-- Start Source records --
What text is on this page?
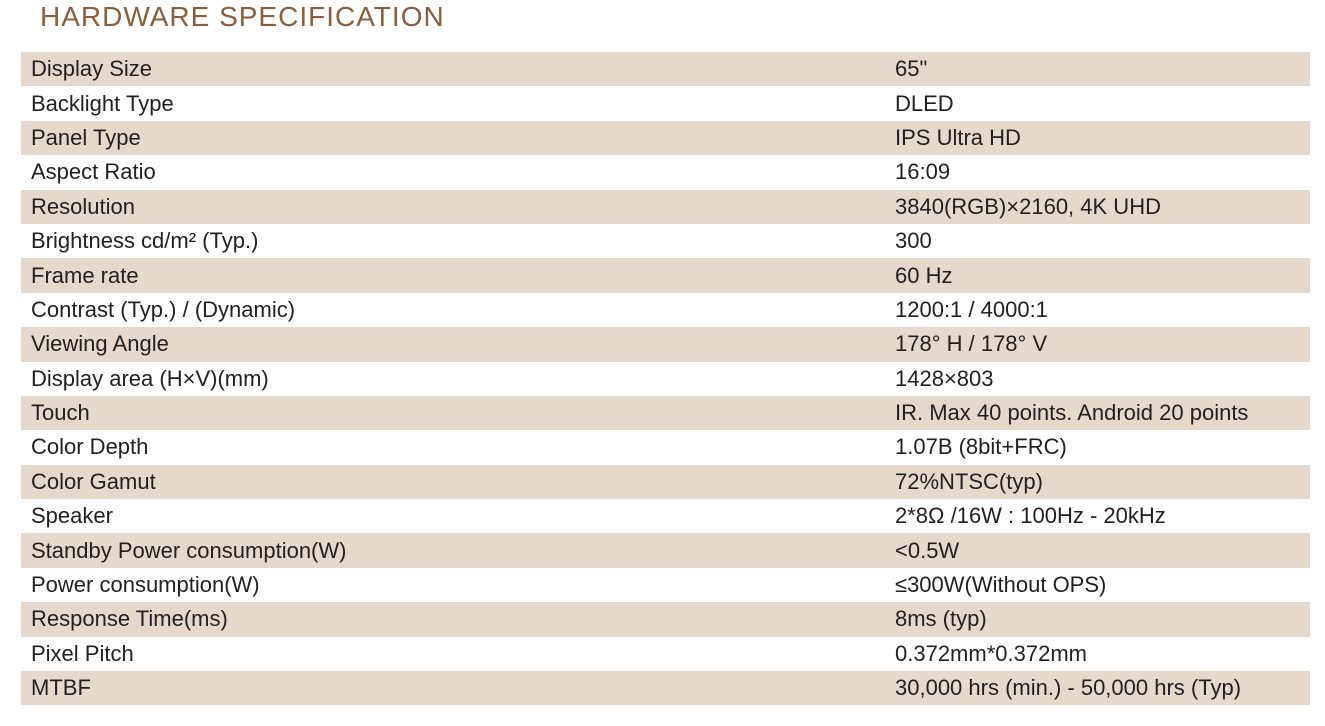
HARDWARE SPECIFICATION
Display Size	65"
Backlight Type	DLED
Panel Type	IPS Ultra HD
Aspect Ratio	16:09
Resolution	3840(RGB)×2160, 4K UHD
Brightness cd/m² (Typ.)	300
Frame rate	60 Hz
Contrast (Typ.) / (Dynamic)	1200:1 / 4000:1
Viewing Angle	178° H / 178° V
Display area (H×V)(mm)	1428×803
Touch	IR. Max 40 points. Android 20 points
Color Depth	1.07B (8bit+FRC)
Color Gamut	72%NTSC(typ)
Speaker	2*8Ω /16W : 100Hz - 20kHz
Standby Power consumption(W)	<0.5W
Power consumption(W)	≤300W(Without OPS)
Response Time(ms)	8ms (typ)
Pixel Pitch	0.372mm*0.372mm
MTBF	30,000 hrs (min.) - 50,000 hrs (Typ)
-- End Source records --
-- Start Source records --
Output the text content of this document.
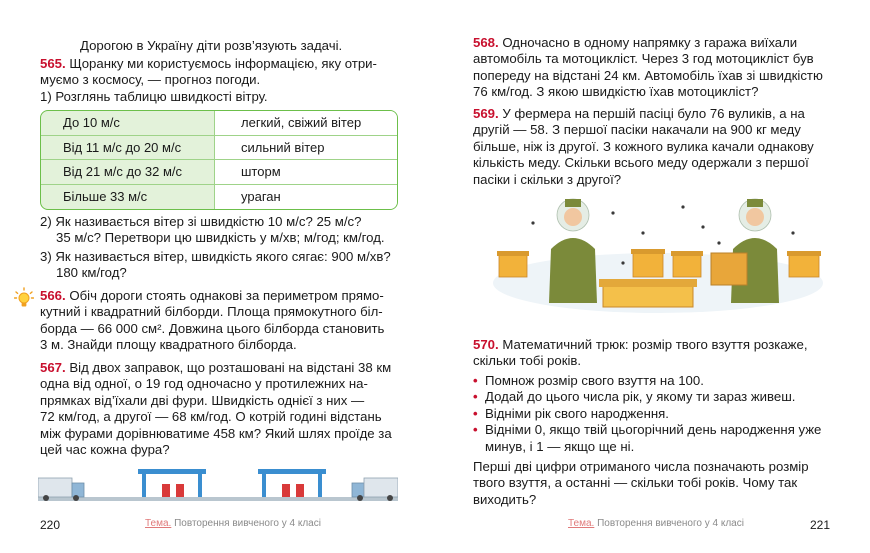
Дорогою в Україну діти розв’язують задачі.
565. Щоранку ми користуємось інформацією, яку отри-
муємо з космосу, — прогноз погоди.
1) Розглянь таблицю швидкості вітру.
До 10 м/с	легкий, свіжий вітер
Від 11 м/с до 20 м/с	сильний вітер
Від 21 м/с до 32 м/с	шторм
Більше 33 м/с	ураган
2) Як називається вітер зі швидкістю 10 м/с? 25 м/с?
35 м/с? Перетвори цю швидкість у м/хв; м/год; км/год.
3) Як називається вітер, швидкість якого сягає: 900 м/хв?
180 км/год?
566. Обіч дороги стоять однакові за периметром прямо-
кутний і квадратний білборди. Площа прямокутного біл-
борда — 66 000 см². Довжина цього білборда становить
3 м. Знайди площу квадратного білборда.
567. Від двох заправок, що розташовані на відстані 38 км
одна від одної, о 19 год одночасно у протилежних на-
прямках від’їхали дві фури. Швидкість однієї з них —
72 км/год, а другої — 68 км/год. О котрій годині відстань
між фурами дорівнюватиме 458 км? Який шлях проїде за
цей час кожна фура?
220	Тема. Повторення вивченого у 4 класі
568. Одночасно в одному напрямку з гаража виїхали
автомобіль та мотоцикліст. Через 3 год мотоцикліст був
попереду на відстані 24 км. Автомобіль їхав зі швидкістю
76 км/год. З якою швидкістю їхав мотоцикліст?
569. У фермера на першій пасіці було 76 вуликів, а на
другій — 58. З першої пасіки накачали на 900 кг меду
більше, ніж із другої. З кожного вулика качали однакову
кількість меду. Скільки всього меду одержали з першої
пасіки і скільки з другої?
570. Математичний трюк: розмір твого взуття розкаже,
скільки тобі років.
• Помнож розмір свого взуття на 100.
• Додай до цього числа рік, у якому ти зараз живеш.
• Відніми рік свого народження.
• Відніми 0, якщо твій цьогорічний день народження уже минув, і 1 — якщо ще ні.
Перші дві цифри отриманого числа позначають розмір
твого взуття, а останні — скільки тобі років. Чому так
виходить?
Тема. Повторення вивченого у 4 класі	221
-- End Source records --
## The exercise
Look through the listing and extract every line with "вітер" in it.

## Written response
До 10 м/с	легкий, свіжий вітер
Від 11 м/с до 20 м/с	сильний вітер
2) Як називається вітер зі швидкістю 10 м/с? 25 м/с?
3) Як називається вітер, швидкість якого сягає: 900 м/хв?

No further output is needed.